GIVEN EXERCISE: Verbatim output of all the material below is required.

ENTRIES PROVIDED:
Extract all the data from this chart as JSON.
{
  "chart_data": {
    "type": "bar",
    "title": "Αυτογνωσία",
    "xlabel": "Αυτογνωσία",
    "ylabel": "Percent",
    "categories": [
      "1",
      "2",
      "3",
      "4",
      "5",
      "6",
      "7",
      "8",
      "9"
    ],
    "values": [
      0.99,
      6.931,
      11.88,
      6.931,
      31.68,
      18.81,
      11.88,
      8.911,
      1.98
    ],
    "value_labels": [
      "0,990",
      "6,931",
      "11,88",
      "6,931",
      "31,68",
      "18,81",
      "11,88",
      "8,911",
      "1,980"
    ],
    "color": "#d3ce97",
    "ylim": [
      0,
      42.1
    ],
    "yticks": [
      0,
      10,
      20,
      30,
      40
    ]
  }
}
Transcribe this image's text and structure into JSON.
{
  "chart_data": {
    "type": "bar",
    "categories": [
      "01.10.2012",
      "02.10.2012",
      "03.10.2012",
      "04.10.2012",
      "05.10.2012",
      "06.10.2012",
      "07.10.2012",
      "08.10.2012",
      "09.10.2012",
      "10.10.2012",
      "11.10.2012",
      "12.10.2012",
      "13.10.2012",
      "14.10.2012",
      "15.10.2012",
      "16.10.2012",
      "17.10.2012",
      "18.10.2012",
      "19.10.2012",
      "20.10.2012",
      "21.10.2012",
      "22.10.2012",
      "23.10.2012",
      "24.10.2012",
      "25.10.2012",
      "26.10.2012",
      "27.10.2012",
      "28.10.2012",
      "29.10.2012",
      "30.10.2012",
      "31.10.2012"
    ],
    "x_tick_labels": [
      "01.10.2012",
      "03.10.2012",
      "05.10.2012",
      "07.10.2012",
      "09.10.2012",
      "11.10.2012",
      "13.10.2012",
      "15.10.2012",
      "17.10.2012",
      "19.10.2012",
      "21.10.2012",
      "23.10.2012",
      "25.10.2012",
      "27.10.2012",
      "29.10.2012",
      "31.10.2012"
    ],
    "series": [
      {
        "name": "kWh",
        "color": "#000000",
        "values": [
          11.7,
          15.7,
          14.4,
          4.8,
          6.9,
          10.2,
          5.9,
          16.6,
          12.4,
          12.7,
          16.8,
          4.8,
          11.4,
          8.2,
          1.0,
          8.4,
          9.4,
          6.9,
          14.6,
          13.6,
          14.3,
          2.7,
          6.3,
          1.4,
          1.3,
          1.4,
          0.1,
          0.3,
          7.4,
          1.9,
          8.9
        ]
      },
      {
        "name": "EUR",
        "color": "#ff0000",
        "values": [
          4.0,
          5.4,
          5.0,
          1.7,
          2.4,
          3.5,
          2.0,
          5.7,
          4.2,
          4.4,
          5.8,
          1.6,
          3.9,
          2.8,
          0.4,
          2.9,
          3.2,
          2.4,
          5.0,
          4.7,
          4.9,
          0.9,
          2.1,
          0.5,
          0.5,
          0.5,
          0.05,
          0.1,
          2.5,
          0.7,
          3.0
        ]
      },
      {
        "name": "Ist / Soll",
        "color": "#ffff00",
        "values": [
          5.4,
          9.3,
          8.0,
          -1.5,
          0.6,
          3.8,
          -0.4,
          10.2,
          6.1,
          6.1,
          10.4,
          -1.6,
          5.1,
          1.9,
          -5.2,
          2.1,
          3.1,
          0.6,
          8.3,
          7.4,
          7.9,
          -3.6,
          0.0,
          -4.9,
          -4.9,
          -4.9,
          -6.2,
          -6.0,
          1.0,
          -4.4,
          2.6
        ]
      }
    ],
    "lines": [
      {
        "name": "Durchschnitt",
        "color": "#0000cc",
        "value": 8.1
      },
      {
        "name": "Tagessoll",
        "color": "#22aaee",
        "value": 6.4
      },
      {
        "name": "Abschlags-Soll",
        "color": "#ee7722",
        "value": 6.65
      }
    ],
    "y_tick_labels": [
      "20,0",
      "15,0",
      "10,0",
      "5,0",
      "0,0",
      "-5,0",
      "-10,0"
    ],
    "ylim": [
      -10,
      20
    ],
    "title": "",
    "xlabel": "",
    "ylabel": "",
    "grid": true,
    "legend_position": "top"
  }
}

EXPECTED ANSWER:
Extract all the data from this chart as JSON.
{
  "chart_data": {
    "type": "bar",
    "title": "Αυτογνωσία",
    "xlabel": "Αυτογνωσία",
    "ylabel": "Percent",
    "categories": [
      "1",
      "2",
      "3",
      "4",
      "5",
      "6",
      "7",
      "8",
      "9"
    ],
    "values": [
      0.99,
      6.931,
      11.88,
      6.931,
      31.68,
      18.81,
      11.88,
      8.911,
      1.98
    ],
    "value_labels": [
      "0,990",
      "6,931",
      "11,88",
      "6,931",
      "31,68",
      "18,81",
      "11,88",
      "8,911",
      "1,980"
    ],
    "color": "#d3ce97",
    "ylim": [
      0,
      42.1
    ],
    "yticks": [
      0,
      10,
      20,
      30,
      40
    ]
  }
}
Transcribe this image's text and structure into JSON.
{
  "chart_data": {
    "type": "bar",
    "categories": [
      "01.10.2012",
      "02.10.2012",
      "03.10.2012",
      "04.10.2012",
      "05.10.2012",
      "06.10.2012",
      "07.10.2012",
      "08.10.2012",
      "09.10.2012",
      "10.10.2012",
      "11.10.2012",
      "12.10.2012",
      "13.10.2012",
      "14.10.2012",
      "15.10.2012",
      "16.10.2012",
      "17.10.2012",
      "18.10.2012",
      "19.10.2012",
      "20.10.2012",
      "21.10.2012",
      "22.10.2012",
      "23.10.2012",
      "24.10.2012",
      "25.10.2012",
      "26.10.2012",
      "27.10.2012",
      "28.10.2012",
      "29.10.2012",
      "30.10.2012",
      "31.10.2012"
    ],
    "x_tick_labels": [
      "01.10.2012",
      "03.10.2012",
      "05.10.2012",
      "07.10.2012",
      "09.10.2012",
      "11.10.2012",
      "13.10.2012",
      "15.10.2012",
      "17.10.2012",
      "19.10.2012",
      "21.10.2012",
      "23.10.2012",
      "25.10.2012",
      "27.10.2012",
      "29.10.2012",
      "31.10.2012"
    ],
    "series": [
      {
        "name": "kWh",
        "color": "#000000",
        "values": [
          11.7,
          15.7,
          14.4,
          4.8,
          6.9,
          10.2,
          5.9,
          16.6,
          12.4,
          12.7,
          16.8,
          4.8,
          11.4,
          8.2,
          1.0,
          8.4,
          9.4,
          6.9,
          14.6,
          13.6,
          14.3,
          2.7,
          6.3,
          1.4,
          1.3,
          1.4,
          0.1,
          0.3,
          7.4,
          1.9,
          8.9
        ]
      },
      {
        "name": "EUR",
        "color": "#ff0000",
        "values": [
          4.0,
          5.4,
          5.0,
          1.7,
          2.4,
          3.5,
          2.0,
          5.7,
          4.2,
          4.4,
          5.8,
          1.6,
          3.9,
          2.8,
          0.4,
          2.9,
          3.2,
          2.4,
          5.0,
          4.7,
          4.9,
          0.9,
          2.1,
          0.5,
          0.5,
          0.5,
          0.05,
          0.1,
          2.5,
          0.7,
          3.0
        ]
      },
      {
        "name": "Ist / Soll",
        "color": "#ffff00",
        "values": [
          5.4,
          9.3,
          8.0,
          -1.5,
          0.6,
          3.8,
          -0.4,
          10.2,
          6.1,
          6.1,
          10.4,
          -1.6,
          5.1,
          1.9,
          -5.2,
          2.1,
          3.1,
          0.6,
          8.3,
          7.4,
          7.9,
          -3.6,
          0.0,
          -4.9,
          -4.9,
          -4.9,
          -6.2,
          -6.0,
          1.0,
          -4.4,
          2.6
        ]
      }
    ],
    "lines": [
      {
        "name": "Durchschnitt",
        "color": "#0000cc",
        "value": 8.1
      },
      {
        "name": "Tagessoll",
        "color": "#22aaee",
        "value": 6.4
      },
      {
        "name": "Abschlags-Soll",
        "color": "#ee7722",
        "value": 6.65
      }
    ],
    "y_tick_labels": [
      "20,0",
      "15,0",
      "10,0",
      "5,0",
      "0,0",
      "-5,0",
      "-10,0"
    ],
    "ylim": [
      -10,
      20
    ],
    "title": "",
    "xlabel": "",
    "ylabel": "",
    "grid": true,
    "legend_position": "top"
  }
}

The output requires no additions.